### Task to carry out
Select the lines of the records containing the word "JSON" and list them.

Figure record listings
□ □ □
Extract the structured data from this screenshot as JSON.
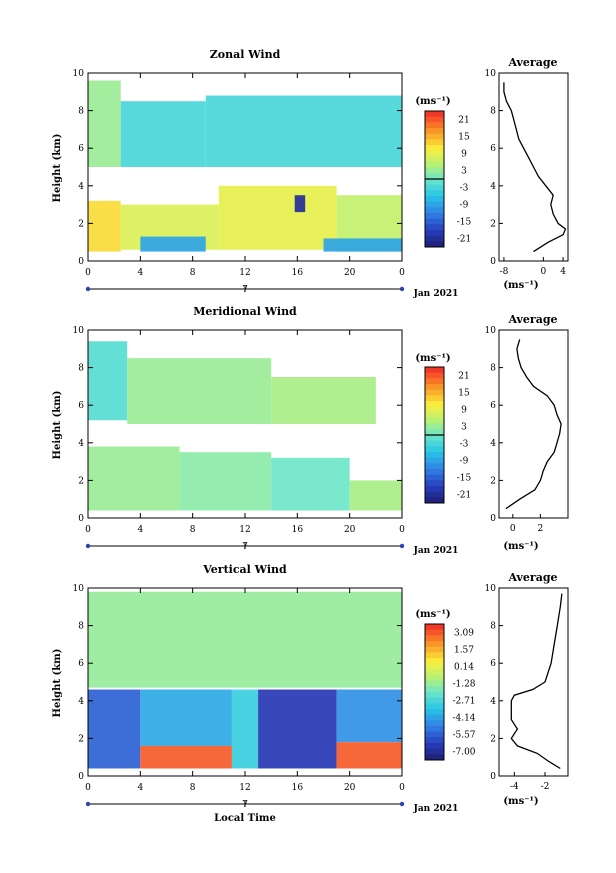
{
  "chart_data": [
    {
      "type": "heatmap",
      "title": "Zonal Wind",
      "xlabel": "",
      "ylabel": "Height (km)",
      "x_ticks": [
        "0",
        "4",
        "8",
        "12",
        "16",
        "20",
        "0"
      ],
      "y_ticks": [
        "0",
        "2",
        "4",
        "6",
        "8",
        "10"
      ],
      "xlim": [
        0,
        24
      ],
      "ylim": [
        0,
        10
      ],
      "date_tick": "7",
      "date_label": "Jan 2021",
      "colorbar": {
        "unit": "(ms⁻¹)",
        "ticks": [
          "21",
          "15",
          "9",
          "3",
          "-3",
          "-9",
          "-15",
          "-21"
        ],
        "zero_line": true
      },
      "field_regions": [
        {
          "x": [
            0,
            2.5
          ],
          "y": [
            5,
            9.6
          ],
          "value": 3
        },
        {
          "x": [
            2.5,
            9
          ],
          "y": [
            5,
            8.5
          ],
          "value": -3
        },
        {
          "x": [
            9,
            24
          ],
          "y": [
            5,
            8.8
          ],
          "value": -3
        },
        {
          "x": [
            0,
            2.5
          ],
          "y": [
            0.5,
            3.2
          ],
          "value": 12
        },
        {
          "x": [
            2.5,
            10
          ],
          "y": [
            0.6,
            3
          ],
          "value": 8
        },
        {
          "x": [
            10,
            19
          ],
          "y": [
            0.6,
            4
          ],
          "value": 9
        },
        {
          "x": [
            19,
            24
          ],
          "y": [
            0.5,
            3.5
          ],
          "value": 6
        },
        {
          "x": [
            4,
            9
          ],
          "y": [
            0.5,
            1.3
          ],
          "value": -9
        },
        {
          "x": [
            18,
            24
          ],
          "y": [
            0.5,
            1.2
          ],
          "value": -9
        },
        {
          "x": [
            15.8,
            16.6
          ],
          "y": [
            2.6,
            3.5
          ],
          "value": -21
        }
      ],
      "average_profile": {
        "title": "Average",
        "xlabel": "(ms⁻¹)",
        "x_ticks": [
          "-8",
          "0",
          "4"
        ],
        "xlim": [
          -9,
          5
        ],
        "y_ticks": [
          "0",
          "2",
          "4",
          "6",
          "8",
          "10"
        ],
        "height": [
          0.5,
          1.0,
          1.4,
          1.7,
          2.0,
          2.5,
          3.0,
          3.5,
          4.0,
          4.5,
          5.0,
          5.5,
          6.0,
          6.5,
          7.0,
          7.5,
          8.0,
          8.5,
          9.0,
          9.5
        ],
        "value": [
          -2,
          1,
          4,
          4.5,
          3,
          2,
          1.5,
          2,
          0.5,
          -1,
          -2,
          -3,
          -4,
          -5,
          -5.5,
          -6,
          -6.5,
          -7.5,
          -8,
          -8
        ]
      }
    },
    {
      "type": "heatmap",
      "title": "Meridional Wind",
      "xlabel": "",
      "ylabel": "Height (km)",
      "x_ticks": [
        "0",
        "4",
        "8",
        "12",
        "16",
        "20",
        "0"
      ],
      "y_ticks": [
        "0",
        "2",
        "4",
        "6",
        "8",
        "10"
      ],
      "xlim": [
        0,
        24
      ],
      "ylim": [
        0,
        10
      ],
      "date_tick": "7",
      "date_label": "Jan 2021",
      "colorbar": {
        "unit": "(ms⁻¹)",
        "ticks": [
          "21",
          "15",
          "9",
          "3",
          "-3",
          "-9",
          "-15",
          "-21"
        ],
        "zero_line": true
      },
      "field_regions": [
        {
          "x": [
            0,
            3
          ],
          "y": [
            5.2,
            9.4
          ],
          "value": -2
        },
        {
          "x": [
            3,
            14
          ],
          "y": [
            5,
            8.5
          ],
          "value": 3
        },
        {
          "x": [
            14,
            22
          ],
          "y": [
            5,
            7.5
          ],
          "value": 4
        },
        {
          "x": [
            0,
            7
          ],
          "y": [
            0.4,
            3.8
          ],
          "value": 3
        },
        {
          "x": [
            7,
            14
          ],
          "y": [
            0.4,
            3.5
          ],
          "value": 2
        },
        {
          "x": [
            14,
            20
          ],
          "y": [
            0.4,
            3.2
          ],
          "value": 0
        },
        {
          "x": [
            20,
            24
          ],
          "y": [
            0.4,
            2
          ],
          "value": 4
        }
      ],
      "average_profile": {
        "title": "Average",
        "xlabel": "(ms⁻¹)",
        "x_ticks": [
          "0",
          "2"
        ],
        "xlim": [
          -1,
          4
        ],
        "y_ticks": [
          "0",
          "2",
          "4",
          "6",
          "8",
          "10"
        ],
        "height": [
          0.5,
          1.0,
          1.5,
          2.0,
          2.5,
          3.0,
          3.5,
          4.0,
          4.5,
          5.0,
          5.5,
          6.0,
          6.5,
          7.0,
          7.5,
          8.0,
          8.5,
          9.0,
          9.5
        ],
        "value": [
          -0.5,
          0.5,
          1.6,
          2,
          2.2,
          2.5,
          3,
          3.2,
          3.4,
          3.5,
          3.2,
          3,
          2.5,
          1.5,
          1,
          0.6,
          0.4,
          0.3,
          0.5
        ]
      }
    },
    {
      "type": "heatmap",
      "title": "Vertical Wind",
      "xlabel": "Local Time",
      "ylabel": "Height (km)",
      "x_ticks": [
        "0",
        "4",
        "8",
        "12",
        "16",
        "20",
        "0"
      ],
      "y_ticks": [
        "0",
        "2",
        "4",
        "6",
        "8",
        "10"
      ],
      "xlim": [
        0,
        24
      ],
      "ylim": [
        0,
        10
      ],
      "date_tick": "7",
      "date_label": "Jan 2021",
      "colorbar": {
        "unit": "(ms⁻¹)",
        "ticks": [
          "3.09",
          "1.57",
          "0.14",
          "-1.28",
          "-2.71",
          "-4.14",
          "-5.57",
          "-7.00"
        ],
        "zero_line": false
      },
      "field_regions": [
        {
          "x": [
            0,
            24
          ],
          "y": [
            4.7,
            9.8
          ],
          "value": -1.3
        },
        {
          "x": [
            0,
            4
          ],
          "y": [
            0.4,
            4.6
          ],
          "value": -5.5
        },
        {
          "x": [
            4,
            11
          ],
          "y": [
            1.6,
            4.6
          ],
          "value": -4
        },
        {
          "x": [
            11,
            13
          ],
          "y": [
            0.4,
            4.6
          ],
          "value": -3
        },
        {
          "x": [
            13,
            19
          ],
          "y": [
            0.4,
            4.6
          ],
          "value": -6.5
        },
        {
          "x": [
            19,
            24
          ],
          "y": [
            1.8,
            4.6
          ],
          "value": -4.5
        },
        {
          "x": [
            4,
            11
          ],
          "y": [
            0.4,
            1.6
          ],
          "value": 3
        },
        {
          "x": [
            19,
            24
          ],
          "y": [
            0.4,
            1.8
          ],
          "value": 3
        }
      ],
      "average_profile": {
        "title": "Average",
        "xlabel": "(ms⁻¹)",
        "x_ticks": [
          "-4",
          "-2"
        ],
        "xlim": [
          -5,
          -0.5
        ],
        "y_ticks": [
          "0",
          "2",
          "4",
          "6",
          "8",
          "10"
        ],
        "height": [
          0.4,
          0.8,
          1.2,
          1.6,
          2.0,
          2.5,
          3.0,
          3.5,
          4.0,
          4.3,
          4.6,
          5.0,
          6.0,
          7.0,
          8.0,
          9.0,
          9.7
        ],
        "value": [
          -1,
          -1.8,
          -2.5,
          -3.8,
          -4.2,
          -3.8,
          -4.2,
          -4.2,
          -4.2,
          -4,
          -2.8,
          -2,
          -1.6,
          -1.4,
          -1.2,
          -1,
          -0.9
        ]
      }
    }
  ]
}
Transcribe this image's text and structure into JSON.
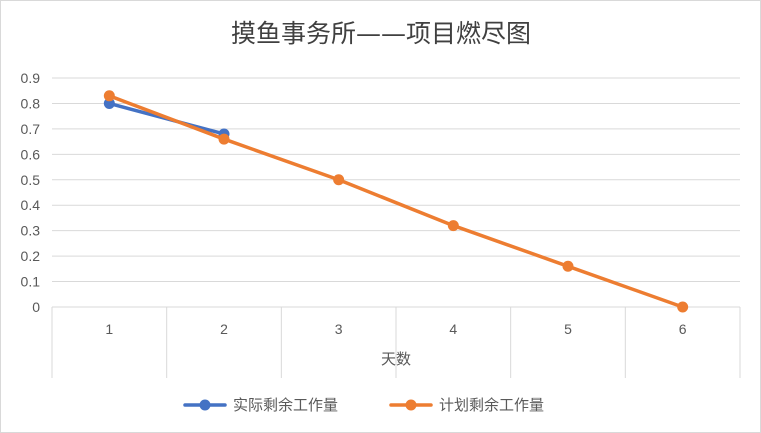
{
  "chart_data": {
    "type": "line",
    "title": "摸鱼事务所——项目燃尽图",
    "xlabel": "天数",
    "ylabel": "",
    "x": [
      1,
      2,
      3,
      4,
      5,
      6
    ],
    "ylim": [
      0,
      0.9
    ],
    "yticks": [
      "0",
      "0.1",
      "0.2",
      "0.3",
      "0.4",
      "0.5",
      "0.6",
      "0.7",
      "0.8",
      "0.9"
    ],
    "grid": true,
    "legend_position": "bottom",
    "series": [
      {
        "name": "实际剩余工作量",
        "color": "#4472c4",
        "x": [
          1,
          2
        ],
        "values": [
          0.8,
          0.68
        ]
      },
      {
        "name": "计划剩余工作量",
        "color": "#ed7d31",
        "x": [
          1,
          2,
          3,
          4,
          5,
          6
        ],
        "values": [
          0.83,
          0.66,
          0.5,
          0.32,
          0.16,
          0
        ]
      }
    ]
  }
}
□ □ □
### Problem solution
Extract the structured data from this screenshot as JSON.
Transcribe this image's text and structure into JSON.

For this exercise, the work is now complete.